═════ TEXTO FORNECIDO ═════

Una estes laços de vidas que estão em suas mãos e se pergunte...: quantos e quais irão resistir por toda sua vida? Quais deles estão tão bem apertados que nada do que se faça é capaz de desfazê-los? Quantos estão velhos e sujos, mas da mesma forma você não pode tocá-los?
Há laços que se arrebentam facilmente. São formados por amizades mal cultivadas, cheias de más intenções.
São os fios que unem amores incompletos, doloridos, mal vividos, que corroem parte desse curto espaço de tempo que vivemos. Vida limitada, cheia de entranhas, veredas, labirintos.
Há laços que constroem nós que não se desfazem. Eles se eternizam, é família, são amigos. São aqueles que permanecem, por mais que já tenham partido, fazendo com que se confunda o passado inesquecível com o presente que ainda não foi vivido.
Existem laços sujos e velhos. São erros cometidos, são passos incertos. É um novelo eivado de equívocos que se junta a frágeis fitas que aparentam ser fortes. E tão quão fortes aparentam ser, fracas são. Arrebentam-se, mas não se perdem. Tornam-se resquícios pendurados que perduram em meio a essa velharia toda.

═════ DADOS DE ORIGEM ═════

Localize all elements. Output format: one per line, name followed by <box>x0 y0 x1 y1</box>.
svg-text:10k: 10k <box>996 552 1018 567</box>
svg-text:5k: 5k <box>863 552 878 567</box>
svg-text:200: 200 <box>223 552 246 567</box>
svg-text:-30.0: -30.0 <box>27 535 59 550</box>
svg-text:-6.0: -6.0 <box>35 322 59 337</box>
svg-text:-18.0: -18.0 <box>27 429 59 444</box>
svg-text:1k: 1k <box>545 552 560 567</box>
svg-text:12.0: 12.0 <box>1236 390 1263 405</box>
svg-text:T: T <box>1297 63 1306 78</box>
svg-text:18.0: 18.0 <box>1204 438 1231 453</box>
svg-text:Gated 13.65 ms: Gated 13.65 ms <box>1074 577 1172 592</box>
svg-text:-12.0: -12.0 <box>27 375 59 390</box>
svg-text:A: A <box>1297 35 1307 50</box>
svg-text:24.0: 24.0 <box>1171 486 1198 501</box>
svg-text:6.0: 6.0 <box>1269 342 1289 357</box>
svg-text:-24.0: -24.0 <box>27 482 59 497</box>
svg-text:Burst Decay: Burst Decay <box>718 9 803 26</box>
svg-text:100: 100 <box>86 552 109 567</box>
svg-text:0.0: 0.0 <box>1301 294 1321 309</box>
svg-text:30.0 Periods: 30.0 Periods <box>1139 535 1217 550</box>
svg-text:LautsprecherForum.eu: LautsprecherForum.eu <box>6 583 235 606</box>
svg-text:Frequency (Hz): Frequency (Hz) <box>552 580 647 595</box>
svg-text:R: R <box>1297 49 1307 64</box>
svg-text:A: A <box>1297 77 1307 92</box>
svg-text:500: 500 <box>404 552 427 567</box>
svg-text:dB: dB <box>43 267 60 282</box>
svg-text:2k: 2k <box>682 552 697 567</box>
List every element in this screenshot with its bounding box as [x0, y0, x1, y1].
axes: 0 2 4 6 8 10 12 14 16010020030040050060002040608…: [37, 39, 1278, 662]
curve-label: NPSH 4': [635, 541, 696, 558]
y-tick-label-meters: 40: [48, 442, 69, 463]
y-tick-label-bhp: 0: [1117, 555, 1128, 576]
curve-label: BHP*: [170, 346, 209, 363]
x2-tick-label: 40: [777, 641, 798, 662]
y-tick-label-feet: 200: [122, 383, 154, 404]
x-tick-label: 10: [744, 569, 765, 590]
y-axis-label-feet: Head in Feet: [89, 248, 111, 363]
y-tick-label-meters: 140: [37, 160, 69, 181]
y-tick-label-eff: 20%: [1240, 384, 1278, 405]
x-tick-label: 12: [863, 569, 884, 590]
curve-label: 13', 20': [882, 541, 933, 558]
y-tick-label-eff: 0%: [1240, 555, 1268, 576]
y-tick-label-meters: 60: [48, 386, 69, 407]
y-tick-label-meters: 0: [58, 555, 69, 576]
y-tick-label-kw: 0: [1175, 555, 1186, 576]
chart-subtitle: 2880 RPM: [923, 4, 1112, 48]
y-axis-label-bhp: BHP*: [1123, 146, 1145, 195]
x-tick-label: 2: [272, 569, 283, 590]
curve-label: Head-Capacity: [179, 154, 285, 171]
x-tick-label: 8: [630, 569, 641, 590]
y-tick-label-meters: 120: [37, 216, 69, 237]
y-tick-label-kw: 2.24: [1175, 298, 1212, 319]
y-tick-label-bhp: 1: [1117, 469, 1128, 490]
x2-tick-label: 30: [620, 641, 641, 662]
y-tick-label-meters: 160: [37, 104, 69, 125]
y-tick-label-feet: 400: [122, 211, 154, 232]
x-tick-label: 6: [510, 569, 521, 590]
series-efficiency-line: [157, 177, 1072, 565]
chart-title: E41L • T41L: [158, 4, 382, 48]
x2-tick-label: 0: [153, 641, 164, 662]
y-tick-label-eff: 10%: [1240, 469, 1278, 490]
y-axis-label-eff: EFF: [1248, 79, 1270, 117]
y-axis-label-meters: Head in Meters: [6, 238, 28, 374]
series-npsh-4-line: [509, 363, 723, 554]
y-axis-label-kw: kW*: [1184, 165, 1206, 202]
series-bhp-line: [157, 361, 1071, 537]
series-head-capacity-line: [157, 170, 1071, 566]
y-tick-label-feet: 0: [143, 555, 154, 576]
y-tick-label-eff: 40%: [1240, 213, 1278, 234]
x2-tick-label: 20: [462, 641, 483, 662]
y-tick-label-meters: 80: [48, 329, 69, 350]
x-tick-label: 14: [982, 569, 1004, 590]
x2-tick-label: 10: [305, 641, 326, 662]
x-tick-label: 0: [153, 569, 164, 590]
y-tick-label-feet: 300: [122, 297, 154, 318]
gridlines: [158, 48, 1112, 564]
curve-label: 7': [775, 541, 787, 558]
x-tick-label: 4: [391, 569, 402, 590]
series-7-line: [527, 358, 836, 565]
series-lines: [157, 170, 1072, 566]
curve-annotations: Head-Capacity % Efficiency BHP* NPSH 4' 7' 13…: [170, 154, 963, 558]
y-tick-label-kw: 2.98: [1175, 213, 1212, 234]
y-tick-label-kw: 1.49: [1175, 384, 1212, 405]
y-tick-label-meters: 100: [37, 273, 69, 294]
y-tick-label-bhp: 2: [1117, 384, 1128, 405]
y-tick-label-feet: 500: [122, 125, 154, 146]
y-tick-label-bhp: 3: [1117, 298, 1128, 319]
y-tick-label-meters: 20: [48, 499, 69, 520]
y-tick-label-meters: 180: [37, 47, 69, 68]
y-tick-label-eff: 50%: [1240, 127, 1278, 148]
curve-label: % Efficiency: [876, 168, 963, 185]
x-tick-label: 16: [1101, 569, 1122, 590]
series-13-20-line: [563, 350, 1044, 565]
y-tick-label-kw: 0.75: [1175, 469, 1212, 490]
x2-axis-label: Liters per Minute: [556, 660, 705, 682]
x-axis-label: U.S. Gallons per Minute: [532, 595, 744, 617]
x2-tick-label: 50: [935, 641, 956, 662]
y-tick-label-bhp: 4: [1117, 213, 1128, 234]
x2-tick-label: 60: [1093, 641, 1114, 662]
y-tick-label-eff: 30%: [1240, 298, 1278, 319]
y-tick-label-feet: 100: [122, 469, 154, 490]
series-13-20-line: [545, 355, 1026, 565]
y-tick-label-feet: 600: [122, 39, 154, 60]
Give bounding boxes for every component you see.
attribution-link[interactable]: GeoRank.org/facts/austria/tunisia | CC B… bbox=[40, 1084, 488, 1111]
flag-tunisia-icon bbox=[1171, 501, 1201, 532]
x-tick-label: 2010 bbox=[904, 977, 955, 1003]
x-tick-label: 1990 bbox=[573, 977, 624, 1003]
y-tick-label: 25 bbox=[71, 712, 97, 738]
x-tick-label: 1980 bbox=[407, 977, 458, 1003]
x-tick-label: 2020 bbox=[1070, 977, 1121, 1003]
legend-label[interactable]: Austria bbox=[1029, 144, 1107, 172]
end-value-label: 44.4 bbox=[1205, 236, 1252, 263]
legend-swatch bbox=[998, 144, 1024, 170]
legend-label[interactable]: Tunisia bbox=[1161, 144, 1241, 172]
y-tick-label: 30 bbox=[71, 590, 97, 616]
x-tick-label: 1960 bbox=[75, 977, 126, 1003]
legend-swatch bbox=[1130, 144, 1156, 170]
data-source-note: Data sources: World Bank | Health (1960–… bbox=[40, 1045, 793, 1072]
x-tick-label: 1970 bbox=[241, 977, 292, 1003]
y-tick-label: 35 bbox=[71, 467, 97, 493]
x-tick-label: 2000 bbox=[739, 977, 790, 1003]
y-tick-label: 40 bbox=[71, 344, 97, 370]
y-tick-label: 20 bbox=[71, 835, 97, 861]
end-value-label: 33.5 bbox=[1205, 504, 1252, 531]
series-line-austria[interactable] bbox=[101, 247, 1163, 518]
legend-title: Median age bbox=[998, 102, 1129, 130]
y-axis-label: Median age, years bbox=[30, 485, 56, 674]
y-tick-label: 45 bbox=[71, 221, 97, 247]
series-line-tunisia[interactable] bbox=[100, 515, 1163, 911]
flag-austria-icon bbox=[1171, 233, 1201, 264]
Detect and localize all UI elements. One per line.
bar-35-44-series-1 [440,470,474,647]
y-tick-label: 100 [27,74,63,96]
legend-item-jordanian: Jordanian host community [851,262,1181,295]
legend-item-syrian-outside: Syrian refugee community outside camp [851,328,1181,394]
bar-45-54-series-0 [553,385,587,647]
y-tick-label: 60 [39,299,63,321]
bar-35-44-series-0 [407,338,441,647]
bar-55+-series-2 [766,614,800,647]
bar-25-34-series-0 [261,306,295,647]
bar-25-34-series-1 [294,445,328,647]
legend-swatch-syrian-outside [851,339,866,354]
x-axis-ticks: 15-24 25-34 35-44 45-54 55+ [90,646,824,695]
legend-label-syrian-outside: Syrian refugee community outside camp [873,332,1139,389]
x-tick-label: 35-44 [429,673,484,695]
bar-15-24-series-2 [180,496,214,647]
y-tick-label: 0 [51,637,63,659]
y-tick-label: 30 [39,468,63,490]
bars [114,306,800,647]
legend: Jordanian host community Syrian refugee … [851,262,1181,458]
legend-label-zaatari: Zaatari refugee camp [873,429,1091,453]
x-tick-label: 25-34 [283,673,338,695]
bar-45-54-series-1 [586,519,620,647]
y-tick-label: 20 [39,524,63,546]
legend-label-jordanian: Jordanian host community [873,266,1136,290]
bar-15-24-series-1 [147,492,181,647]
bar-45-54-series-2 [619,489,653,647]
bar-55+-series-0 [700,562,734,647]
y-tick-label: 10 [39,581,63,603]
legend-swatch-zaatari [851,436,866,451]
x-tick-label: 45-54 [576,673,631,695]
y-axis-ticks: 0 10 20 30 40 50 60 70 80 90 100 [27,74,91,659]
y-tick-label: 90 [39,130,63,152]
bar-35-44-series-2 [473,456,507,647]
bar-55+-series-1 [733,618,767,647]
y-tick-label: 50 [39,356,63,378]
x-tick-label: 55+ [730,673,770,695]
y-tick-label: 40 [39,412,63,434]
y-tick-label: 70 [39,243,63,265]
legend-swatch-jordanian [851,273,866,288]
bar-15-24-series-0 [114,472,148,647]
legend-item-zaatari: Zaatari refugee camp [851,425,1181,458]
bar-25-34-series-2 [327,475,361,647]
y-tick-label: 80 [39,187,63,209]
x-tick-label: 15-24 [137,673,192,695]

═════

DETALHES DO EXERCÍCIO: Explique, em uma a três frases, por que alguns laços se arrebentam facilmente, segundo o texto sobre os laços da vida. O material não tem nenhum papel nesta atividade.

SEÇÃO DE RESPOSTA: Esses laços se arrebentam facilmente porque são formados por amizades mal cultivadas, cheias de más intenções.